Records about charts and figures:
-.-.-

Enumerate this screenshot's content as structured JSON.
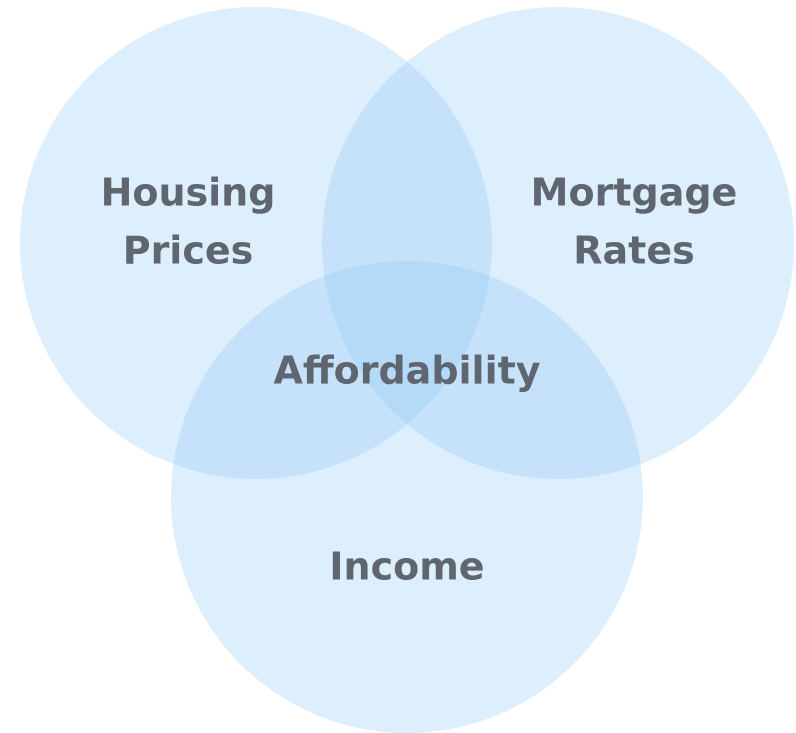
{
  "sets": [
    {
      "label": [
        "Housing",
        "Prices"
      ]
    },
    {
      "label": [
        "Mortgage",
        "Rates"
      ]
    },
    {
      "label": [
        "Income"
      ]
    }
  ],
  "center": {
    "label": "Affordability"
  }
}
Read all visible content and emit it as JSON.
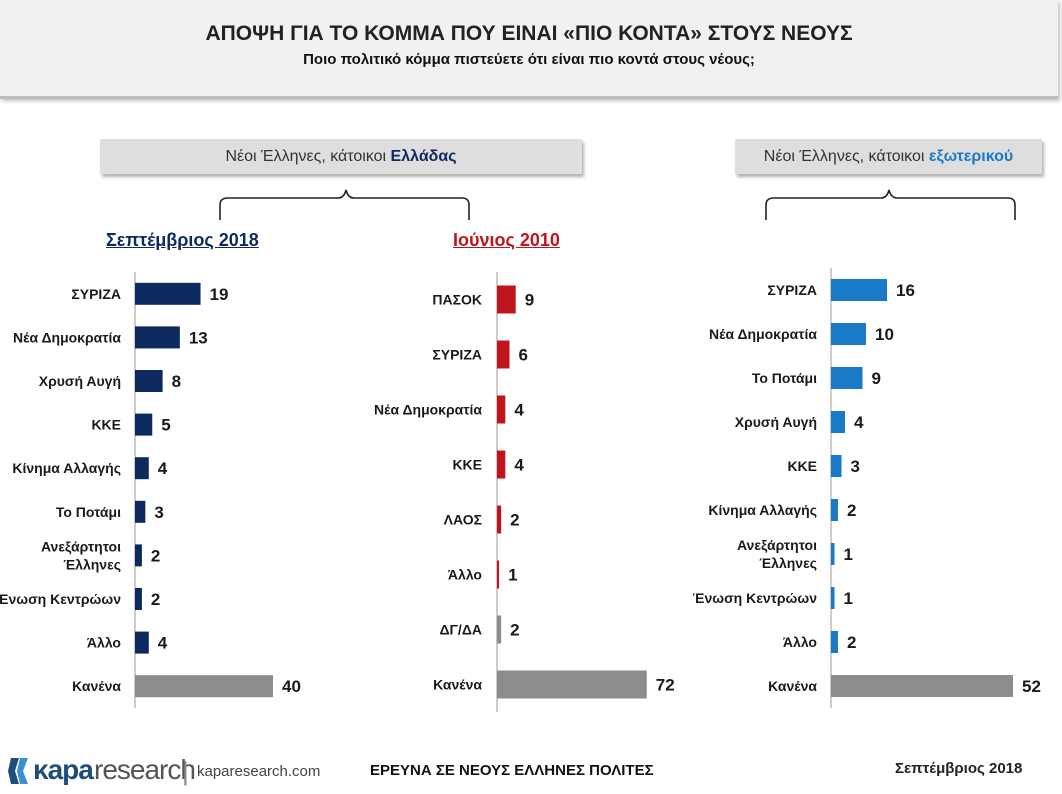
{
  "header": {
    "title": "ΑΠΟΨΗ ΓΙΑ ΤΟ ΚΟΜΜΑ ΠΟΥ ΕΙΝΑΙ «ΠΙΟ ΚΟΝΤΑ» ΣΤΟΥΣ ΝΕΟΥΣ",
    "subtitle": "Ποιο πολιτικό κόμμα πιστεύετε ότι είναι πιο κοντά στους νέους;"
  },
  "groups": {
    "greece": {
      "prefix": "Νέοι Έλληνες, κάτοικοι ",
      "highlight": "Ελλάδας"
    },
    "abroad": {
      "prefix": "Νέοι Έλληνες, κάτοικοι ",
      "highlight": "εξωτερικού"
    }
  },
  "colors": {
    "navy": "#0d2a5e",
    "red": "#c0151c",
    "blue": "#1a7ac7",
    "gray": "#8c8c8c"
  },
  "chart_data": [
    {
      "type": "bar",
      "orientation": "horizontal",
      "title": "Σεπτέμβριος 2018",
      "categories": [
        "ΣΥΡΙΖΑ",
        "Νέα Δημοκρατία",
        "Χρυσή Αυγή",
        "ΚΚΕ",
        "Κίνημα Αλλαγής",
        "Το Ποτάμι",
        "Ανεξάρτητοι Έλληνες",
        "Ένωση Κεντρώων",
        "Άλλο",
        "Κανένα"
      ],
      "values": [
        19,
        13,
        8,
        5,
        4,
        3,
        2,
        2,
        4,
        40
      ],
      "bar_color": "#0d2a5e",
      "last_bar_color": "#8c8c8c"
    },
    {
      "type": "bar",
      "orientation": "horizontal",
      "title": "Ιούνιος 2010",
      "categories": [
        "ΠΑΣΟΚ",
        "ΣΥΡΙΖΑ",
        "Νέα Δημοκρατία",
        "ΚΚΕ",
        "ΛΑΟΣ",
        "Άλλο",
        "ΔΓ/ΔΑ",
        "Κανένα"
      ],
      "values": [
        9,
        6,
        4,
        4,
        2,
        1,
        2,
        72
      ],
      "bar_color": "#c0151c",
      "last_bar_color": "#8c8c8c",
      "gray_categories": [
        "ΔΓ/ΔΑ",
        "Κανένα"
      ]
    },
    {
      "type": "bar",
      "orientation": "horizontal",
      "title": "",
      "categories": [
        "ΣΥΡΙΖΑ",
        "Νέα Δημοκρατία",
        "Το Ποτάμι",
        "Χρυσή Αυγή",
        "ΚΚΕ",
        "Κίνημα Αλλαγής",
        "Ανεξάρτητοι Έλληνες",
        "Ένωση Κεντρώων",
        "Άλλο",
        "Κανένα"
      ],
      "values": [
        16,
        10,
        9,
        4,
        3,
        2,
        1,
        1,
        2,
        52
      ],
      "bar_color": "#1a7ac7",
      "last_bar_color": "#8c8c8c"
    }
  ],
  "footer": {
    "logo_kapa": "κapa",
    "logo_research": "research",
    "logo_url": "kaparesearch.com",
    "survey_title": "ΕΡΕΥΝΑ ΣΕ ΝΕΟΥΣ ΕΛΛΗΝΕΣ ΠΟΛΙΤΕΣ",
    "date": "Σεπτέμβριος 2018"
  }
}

-.-.-

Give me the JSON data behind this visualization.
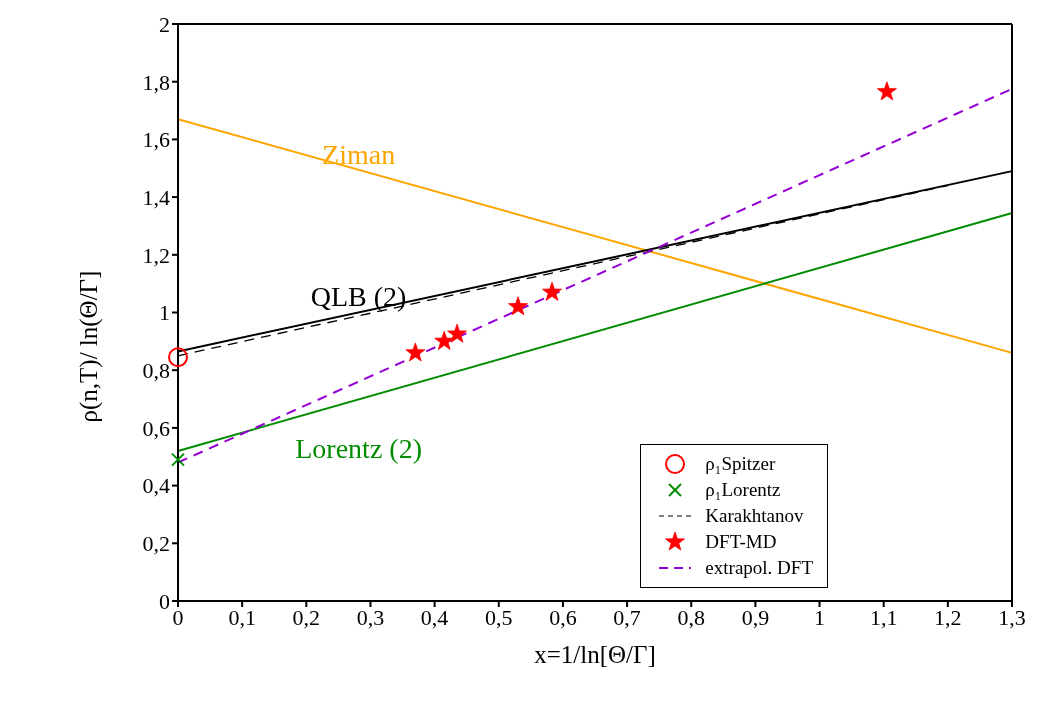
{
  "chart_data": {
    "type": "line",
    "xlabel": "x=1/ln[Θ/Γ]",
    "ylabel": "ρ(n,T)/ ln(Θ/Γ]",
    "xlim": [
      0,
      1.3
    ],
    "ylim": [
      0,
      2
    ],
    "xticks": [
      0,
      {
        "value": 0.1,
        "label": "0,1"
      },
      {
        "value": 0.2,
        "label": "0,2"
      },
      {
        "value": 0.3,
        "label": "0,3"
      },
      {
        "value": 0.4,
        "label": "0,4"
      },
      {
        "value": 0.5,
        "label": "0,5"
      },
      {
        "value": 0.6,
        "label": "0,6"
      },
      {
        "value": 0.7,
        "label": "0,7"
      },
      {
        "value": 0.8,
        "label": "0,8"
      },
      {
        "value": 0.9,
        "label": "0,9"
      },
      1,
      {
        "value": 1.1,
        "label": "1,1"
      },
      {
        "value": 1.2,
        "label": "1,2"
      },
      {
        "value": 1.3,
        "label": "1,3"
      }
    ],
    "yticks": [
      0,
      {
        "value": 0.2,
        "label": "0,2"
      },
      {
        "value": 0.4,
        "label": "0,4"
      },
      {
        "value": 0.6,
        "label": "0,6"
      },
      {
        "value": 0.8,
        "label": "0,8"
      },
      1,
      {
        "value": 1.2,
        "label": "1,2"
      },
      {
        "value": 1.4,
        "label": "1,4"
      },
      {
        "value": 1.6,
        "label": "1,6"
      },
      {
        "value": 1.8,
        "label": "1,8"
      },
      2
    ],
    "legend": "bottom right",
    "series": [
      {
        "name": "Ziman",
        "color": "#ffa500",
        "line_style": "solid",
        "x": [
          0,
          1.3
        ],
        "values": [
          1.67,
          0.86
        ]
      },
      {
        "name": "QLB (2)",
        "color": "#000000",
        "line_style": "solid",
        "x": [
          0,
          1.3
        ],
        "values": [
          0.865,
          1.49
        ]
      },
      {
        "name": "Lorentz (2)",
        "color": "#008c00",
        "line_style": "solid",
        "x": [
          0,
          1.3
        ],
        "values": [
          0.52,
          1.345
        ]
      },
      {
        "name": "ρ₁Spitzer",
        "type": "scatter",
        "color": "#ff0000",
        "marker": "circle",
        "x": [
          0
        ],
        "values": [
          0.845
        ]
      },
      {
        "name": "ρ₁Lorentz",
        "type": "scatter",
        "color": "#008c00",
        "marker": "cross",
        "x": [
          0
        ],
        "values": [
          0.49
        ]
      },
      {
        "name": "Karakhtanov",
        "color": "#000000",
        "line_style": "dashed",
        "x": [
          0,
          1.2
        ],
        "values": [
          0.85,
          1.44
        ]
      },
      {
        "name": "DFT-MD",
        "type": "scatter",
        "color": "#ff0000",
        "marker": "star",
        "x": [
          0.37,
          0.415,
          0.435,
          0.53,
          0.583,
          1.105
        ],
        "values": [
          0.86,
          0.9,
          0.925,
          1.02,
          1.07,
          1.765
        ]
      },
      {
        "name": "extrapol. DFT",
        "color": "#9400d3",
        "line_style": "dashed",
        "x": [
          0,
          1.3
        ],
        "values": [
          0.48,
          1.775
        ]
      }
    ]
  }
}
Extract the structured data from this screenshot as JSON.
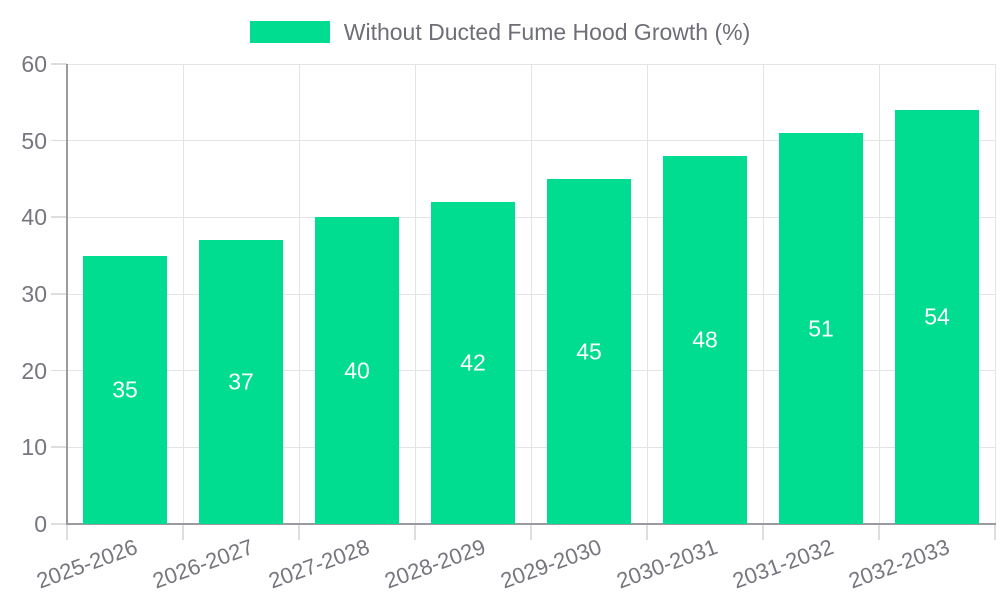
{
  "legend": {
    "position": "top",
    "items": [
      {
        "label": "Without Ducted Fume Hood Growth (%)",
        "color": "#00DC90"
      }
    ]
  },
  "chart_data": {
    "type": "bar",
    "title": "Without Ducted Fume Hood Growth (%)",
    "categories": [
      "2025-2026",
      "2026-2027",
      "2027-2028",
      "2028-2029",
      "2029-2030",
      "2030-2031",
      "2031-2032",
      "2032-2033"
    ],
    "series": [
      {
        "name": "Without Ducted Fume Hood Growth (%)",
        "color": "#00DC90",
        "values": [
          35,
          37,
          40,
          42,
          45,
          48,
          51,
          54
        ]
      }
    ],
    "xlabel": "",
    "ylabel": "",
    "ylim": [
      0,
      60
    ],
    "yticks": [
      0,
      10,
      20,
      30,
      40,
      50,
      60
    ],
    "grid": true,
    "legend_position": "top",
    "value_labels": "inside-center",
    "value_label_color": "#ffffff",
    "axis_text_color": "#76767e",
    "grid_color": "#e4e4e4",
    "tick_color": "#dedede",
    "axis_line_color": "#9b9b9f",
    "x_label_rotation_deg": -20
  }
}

-.-.-

Exercise task: How many lines in these entries contain the string "structured"? State the number and nothing more.

Correct response: 2